* Work required *
Copy every line in which the string "이용하여" occurs.
━━ Input ━━
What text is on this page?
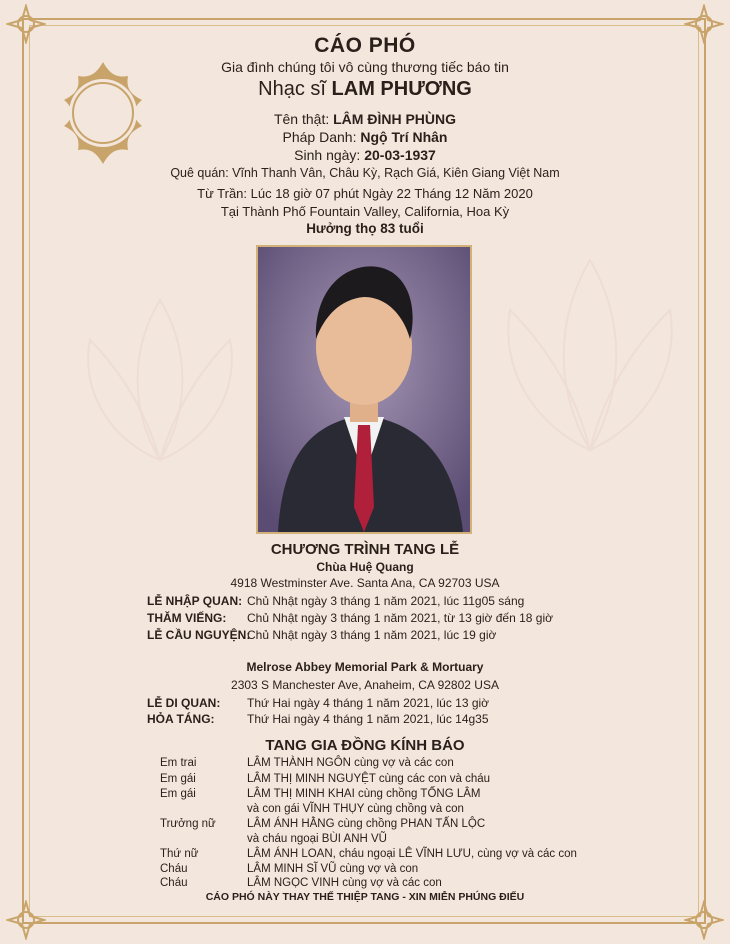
CÁO PHÓ
Gia đình chúng tôi vô cùng thương tiếc báo tin
Nhạc sĩ LAM PHƯƠNG
Tên thật: LÂM ĐÌNH PHÙNG
Pháp Danh: Ngộ Trí Nhân
Sinh ngày: 20-03-1937
Quê quán: Vĩnh Thanh Vân, Châu Kỳ, Rạch Giá, Kiên Giang Việt Nam
Từ Trần: Lúc 18 giờ 07 phút Ngày 22 Tháng 12 Năm 2020
Tại Thành Phố Fountain Valley, California, Hoa Kỳ
Hưởng thọ 83 tuổi
CHƯƠNG TRÌNH TANG LỄ
Chùa Huệ Quang
4918 Westminster Ave. Santa Ana, CA 92703 USA
LỄ NHẬP QUAN: Chủ Nhật ngày 3 tháng 1 năm 2021, lúc 11g05 sáng
THĂM VIẾNG: Chủ Nhật ngày 3 tháng 1 năm 2021, từ 13 giờ đến 18 giờ
LỄ CẦU NGUYỆN:Chủ Nhật ngày 3 tháng 1 năm 2021, lúc 19 giờ
Melrose Abbey Memorial Park & Mortuary
2303 S Manchester Ave, Anaheim, CA 92802 USA
LỄ DI QUAN: Thứ Hai ngày 4 tháng 1 năm 2021, lúc 13 giờ
HỎA TÁNG:	Thứ Hai ngày 4 tháng 1 năm 2021, lúc 14g35
TANG GIA ĐỒNG KÍNH BÁO
Em trai	LÂM THÀNH NGÔN cùng vợ và các con
Em gái	LÂM THỊ MINH NGUYỆT cùng các con và cháu
Em gái	LÂM THỊ MINH KHAI cùng chồng TỐNG LÂM
và con gái VĨNH THỤY cùng chồng và con
Trưởng nữ	LÂM ÁNH HẰNG cùng chồng PHAN TẤN LỘC
và cháu ngoại BÙI ANH VŨ
Thứ nữ	LÂM ÁNH LOAN, cháu ngoại LÊ VĨNH LƯU, cùng vợ và các con
Cháu	LÂM MINH SĨ VŨ cùng vợ và con
Cháu	LÂM NGỌC VINH cùng vợ và các con
CÁO PHÓ NÀY THAY THẾ THIỆP TANG - XIN MIỄN PHÚNG ĐIẾU
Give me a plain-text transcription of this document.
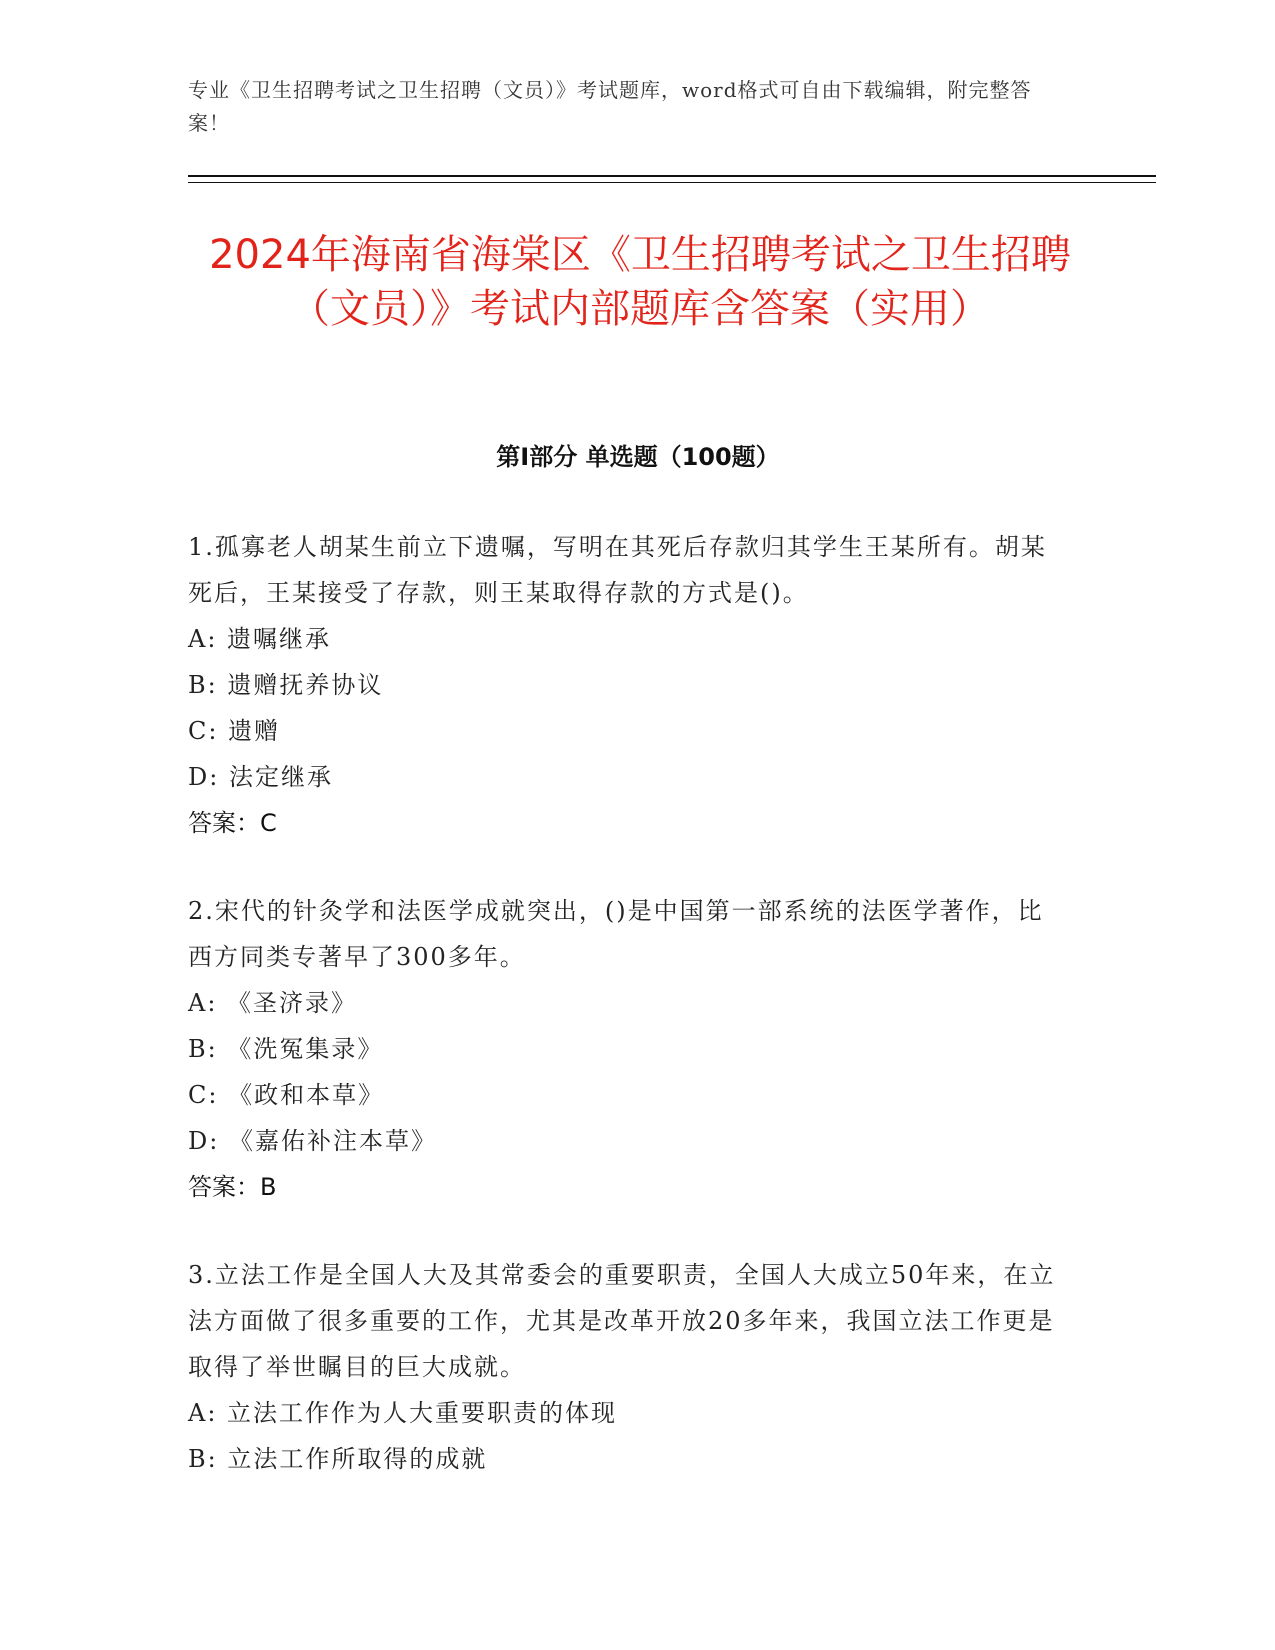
专业《卫生招聘考试之卫生招聘（文员）》考试题库，word格式可自由下载编辑，附完整答案！
2024年海南省海棠区《卫生招聘考试之卫生招聘（文员）》考试内部题库含答案（实用）
第I部分 单选题（100题）
1.孤寡老人胡某生前立下遗嘱，写明在其死后存款归其学生王某所有。胡某死后，王某接受了存款，则王某取得存款的方式是()。
A: 遗嘱继承
B: 遗赠抚养协议
C: 遗赠
D: 法定继承
答案：C
2.宋代的针灸学和法医学成就突出，()是中国第一部系统的法医学著作，比西方同类专著早了300多年。
A: 《圣济录》
B: 《洗冤集录》
C: 《政和本草》
D: 《嘉佑补注本草》
答案：B
3.立法工作是全国人大及其常委会的重要职责，全国人大成立50年来，在立法方面做了很多重要的工作，尤其是改革开放20多年来，我国立法工作更是取得了举世瞩目的巨大成就。
A: 立法工作作为人大重要职责的体现
B: 立法工作所取得的成就
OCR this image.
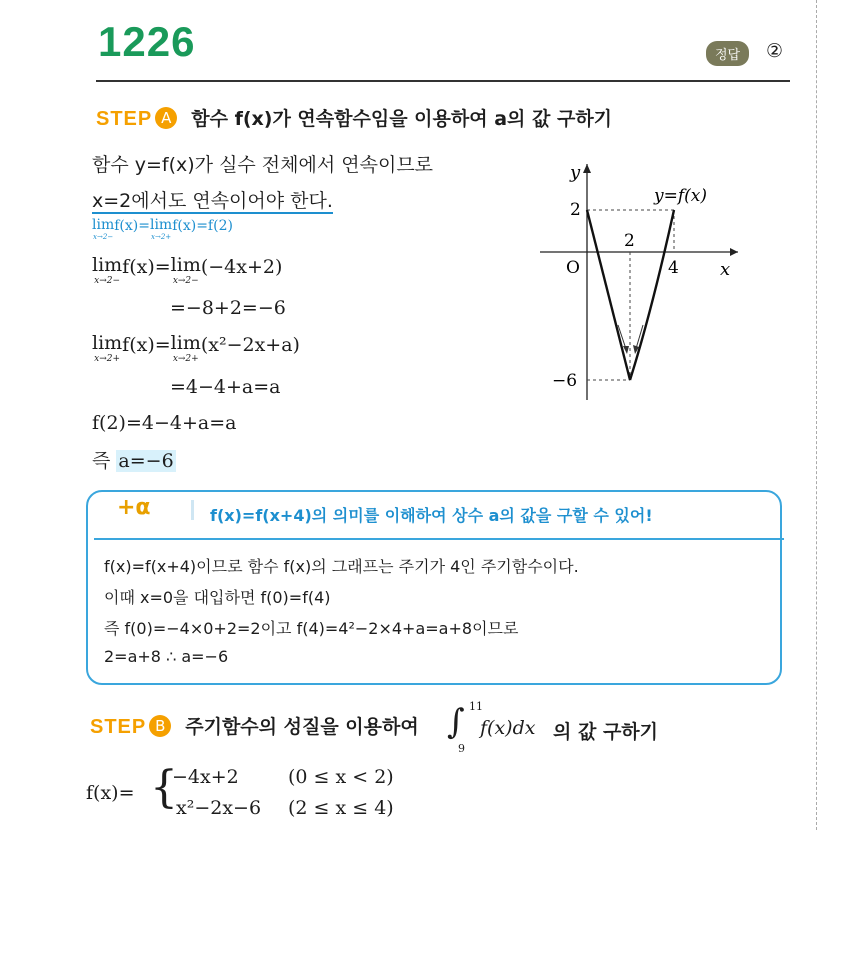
1226	정답	②
STEP A 함수 f(x)가 연속함수임을 이용하여 a의 값 구하기
함수 y=f(x)가 실수 전체에서 연속이므로
x=2에서도 연속이어야 한다.
lim
x→2−
f(x)=lim
x→2+
f(x)=f(2)
lim
x→2−
f(x)=lim
x→2−
(−4x+2)
=−8+2=−6
lim
x→2+
f(x)=lim
x→2+
(x²−2x+a)
=4−4+a=a
f(2)=4−4+a=a
즉 a=−6
y
x
O
y=f(x)
2
−6
2
4
+α	f(x)=f(x+4)의 의미를 이해하여 상수 a의 값을 구할 수 있어!
f(x)=f(x+4)이므로 함수 f(x)의 그래프는 주기가 4인 주기함수이다.
이때 x=0을 대입하면 f(0)=f(4)
즉 f(0)=−4×0+2=2이고 f(4)=4²−2×4+a=a+8이므로
2=a+8 ∴ a=−6
STEP B 주기함수의 성질을 이용하여 ∫ 11
9
f(x)dx 의 값 구하기
f(x)= {
−4x+2	(0 ≤ x < 2)
x²−2x−6 (2 ≤ x ≤ 4)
━━━
* Solution to this exercise *
STEP A 함수 f(x)가 연속함수임을 이용하여 a의 값 구하기
STEP B 주기함수의 성질을 이용하여 ∫ 11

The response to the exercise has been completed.